:: PROBLEM REQUIREMENTS ::
Your answer must consist solely of the number of lines that contain the word "data".

(Some records)

==*==

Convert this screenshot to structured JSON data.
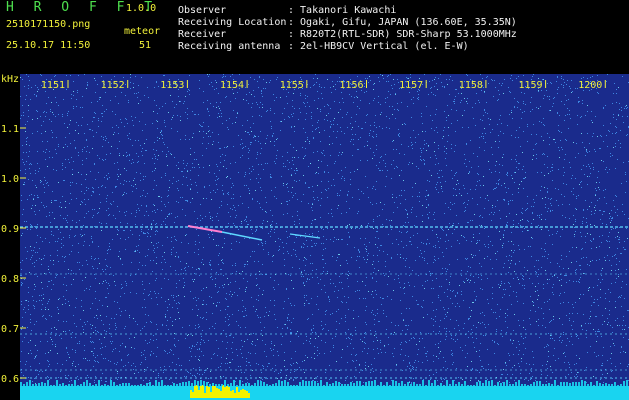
{
  "header": {
    "app_title": "H R O F F T",
    "app_version": "1.0.0",
    "file_name": "2510171150.png",
    "date_time": "25.10.17 11:50",
    "meteor_label": "meteor",
    "meteor_count": "51",
    "info": [
      {
        "key": "Observer",
        "value": ": Takanori Kawachi"
      },
      {
        "key": "Receiving Location",
        "value": ": Ogaki, Gifu, JAPAN (136.60E, 35.35N)"
      },
      {
        "key": "Receiver",
        "value": ": R820T2(RTL-SDR) SDR-Sharp 53.1000MHz"
      },
      {
        "key": "Receiving antenna",
        "value": ": 2el-HB9CV Vertical (el. E-W)"
      }
    ]
  },
  "spectrogram": {
    "y_unit_label": "kHz",
    "x_tick_labels": [
      "1151",
      "1152",
      "1153",
      "1154",
      "1155",
      "1156",
      "1157",
      "1158",
      "1159",
      "1200"
    ],
    "y_tick_labels": [
      "1.1",
      "1.0",
      "0.9",
      "0.8",
      "0.7",
      "0.6"
    ],
    "colors": {
      "background": "#1a2b8c",
      "noise_dot": "#4aa6ff",
      "bright_dot": "#7ff0ff",
      "signal_line": "#5fd8ff",
      "meteor_echo": "#ff7fd0",
      "bottom_band": "#19d4f0",
      "yellow_band": "#f2f200"
    }
  }
}
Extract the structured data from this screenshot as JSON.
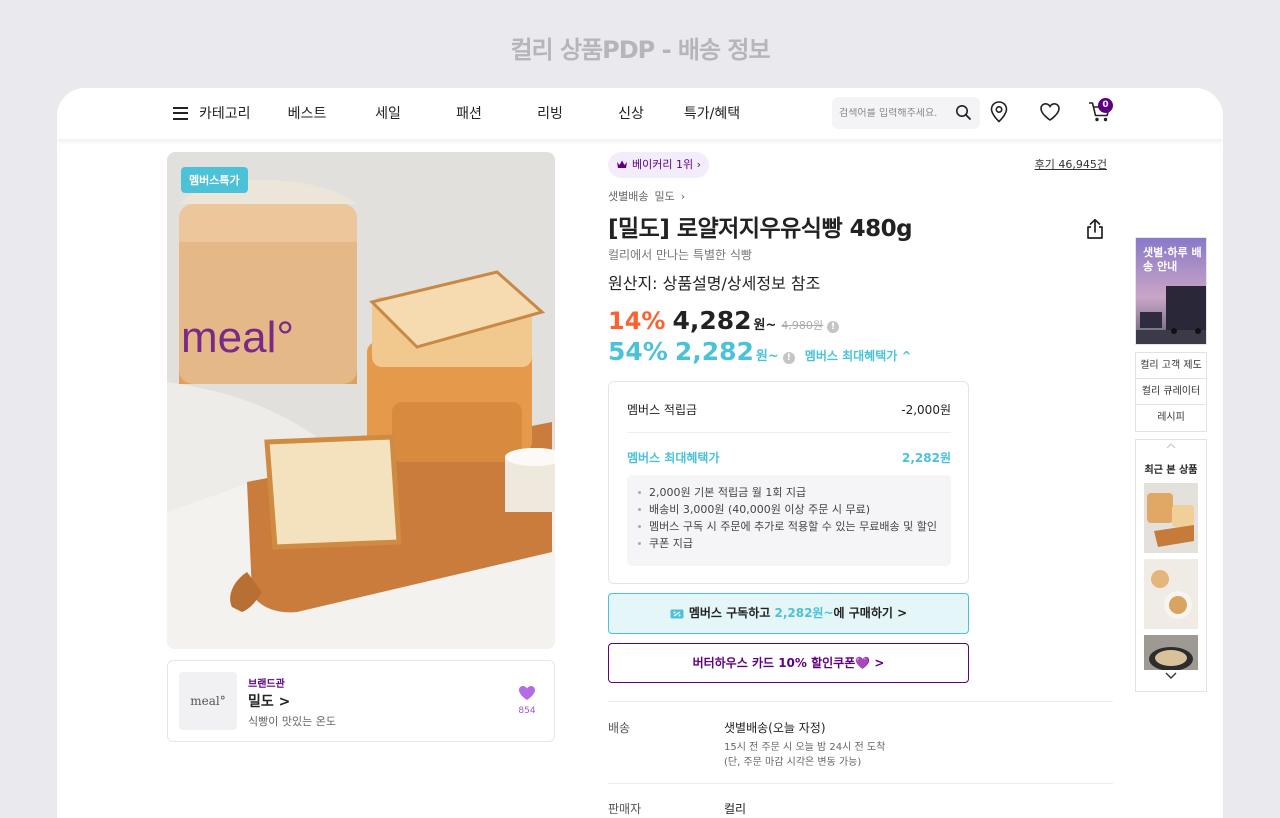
{
  "page_heading": "컬리 상품PDP - 배송 정보",
  "nav": {
    "category_label": "카테고리",
    "items": [
      "베스트",
      "세일",
      "패션",
      "리빙",
      "신상",
      "특가/혜택"
    ],
    "search_placeholder": "검색어를 입력해주세요.",
    "cart_count": "0"
  },
  "product": {
    "image_badge": "멤버스특가",
    "image_package_text": "meal°",
    "rank_label": "베이커리 1위",
    "reviews_label": "후기 46,945건",
    "breadcrumb": [
      "샛별배송",
      "밀도"
    ],
    "title": "[밀도] 로얄저지우유식빵 480g",
    "subtitle": "컬리에서 만나는 특별한 식빵",
    "origin": "원산지: 상품설명/상세정보 참조",
    "discount_pct": "14%",
    "price": "4,282",
    "price_unit": "원~",
    "original_price": "4,980원",
    "member_pct": "54%",
    "member_price": "2,282",
    "member_price_unit": "원~",
    "member_max_label": "멤버스 최대혜택가 ^"
  },
  "benefits": {
    "row1_label": "멤버스 적립금",
    "row1_value": "-2,000원",
    "row2_label": "멤버스 최대혜택가",
    "row2_value": "2,282원",
    "notes": [
      "2,000원 기본 적립금 월 1회 지급",
      "배송비 3,000원 (40,000원 이상 주문 시 무료)",
      "멤버스 구독 시 주문에 추가로 적용할 수 있는 무료배송 및 할인",
      "쿠폰 지급"
    ]
  },
  "buttons": {
    "subscribe_prefix": "멤버스 구독하고 ",
    "subscribe_price": "2,282원~",
    "subscribe_suffix": "에 구매하기 >",
    "card_coupon": "버터하우스 카드 10% 할인쿠폰💜 >"
  },
  "delivery": {
    "label": "배송",
    "value": "샛별배송(오늘 자정)",
    "detail1": "15시 전 주문 시 오늘 밤 24시 전 도착",
    "detail2": "(단, 주문 마감 시각은 변동 가능)"
  },
  "seller": {
    "label": "판매자",
    "value": "컬리"
  },
  "brand": {
    "kicker": "브랜드관",
    "name": "밀도 >",
    "desc": "식빵이 맛있는 온도",
    "logo_text": "meal°",
    "likes": "854"
  },
  "sidebar": {
    "banner_text": "샛별·하루 배송 안내",
    "links": [
      "컬리 고객 제도",
      "컬리 큐레이터",
      "레시피"
    ],
    "recent_title": "최근 본 상품"
  },
  "colors": {
    "kurly_purple": "#5f0080",
    "discount_red": "#fa622f",
    "member_blue": "#4bc2d8"
  }
}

==*==

:: FINAL RESULT ::
2